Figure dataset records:
>>>>

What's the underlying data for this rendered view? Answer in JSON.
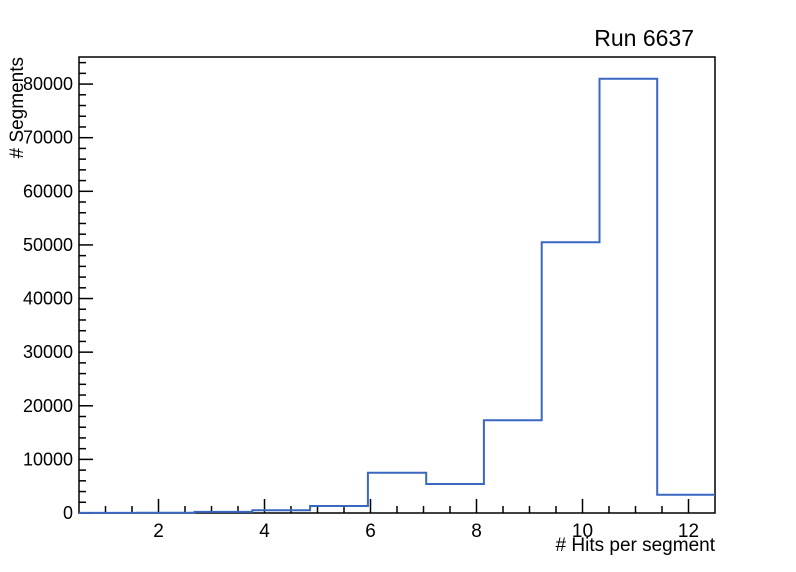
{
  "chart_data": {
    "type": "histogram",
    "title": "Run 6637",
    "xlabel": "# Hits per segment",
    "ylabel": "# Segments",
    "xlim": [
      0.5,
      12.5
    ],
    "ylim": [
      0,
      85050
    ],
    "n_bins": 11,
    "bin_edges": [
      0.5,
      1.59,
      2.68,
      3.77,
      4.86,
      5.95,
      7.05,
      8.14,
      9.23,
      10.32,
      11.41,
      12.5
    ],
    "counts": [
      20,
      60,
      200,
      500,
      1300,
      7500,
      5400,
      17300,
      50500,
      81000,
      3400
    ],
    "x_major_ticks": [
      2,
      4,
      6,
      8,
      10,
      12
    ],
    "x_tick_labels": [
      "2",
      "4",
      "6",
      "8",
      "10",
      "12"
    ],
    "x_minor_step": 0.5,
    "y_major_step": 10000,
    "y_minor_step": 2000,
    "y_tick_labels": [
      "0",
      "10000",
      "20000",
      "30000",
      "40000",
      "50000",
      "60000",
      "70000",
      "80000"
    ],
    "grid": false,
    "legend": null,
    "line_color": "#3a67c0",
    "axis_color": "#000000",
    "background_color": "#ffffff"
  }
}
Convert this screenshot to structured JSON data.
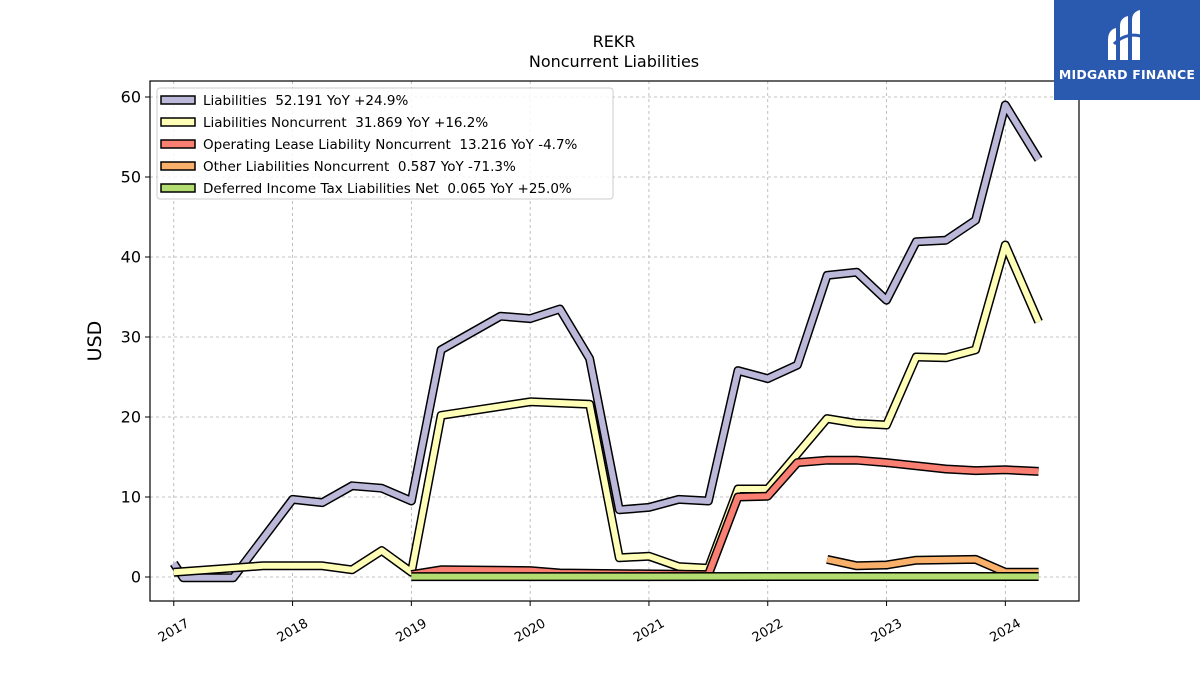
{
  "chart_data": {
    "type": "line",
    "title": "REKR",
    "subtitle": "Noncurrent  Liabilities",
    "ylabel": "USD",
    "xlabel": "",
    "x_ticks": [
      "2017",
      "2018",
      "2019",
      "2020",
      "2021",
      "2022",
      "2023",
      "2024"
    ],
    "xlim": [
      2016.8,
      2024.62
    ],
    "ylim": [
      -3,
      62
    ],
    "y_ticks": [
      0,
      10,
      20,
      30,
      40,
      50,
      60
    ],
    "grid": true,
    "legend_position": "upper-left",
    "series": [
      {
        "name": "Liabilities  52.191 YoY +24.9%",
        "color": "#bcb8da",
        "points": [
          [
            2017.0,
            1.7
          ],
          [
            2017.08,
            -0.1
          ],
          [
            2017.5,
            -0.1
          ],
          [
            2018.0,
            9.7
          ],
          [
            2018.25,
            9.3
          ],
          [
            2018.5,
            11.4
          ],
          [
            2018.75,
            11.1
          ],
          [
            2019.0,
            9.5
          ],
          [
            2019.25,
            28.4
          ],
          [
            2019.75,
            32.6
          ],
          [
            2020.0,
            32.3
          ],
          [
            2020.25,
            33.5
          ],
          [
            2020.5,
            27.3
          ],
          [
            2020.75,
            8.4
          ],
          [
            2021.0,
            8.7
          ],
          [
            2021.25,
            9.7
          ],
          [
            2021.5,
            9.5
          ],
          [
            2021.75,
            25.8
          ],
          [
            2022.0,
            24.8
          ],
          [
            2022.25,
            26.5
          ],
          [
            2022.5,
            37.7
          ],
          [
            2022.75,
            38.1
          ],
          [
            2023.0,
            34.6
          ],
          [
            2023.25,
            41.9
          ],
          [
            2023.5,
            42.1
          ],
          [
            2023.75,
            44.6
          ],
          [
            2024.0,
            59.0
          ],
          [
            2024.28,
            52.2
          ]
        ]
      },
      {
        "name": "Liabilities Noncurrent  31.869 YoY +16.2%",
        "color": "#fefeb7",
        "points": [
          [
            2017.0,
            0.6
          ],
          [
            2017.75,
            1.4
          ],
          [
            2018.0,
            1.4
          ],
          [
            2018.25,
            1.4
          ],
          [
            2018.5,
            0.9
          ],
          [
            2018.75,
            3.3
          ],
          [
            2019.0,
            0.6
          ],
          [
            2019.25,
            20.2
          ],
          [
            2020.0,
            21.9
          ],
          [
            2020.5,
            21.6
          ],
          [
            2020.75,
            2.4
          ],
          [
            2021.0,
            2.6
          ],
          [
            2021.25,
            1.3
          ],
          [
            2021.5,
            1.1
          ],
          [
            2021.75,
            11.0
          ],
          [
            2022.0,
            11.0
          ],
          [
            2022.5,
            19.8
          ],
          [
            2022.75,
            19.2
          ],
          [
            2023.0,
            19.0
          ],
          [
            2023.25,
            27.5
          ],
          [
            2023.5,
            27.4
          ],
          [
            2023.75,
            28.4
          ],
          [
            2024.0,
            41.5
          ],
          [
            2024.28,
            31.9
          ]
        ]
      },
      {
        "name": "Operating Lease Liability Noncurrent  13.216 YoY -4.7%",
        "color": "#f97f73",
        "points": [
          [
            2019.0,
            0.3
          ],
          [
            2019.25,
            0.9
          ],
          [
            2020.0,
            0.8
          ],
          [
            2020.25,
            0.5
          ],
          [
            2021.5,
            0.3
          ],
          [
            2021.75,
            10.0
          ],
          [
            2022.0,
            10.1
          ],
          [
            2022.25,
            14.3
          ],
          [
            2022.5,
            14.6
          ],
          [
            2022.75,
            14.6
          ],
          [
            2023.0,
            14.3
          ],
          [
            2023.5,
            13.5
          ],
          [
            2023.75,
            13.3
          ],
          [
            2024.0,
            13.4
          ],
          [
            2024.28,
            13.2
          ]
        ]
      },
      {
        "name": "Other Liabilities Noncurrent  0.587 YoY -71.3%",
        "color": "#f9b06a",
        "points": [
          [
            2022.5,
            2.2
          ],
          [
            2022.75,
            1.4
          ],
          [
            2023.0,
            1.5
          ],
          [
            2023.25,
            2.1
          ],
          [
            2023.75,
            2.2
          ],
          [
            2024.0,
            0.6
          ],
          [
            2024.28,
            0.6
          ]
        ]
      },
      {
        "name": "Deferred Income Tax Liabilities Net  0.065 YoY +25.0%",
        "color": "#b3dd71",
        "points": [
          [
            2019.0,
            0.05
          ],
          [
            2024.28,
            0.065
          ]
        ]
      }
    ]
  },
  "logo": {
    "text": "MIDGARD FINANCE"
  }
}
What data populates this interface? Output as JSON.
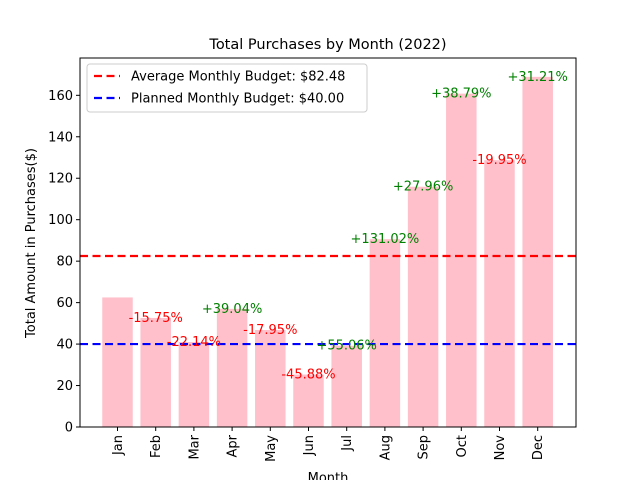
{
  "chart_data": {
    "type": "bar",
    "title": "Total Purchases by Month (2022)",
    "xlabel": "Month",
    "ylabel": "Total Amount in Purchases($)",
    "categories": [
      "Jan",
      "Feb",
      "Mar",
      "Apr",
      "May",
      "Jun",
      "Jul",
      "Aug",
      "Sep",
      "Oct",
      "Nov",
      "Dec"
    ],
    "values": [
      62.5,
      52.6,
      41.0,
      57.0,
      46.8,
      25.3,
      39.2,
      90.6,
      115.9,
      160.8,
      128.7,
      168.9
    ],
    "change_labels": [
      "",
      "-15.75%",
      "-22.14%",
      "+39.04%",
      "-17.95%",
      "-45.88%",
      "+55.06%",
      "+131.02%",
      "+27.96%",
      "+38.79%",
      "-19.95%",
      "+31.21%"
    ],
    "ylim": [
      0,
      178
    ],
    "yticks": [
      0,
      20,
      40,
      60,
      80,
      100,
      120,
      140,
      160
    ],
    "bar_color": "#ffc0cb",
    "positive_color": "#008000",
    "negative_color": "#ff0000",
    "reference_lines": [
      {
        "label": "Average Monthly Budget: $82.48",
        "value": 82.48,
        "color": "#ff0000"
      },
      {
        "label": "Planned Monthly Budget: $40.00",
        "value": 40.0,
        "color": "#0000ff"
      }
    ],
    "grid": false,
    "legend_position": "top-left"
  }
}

<<<<

From the data above, copy each line where the string "Total" appears.

    "title": "Total Purchases by Month (2022)",
    "ylabel": "Total Amount in Purchases($)",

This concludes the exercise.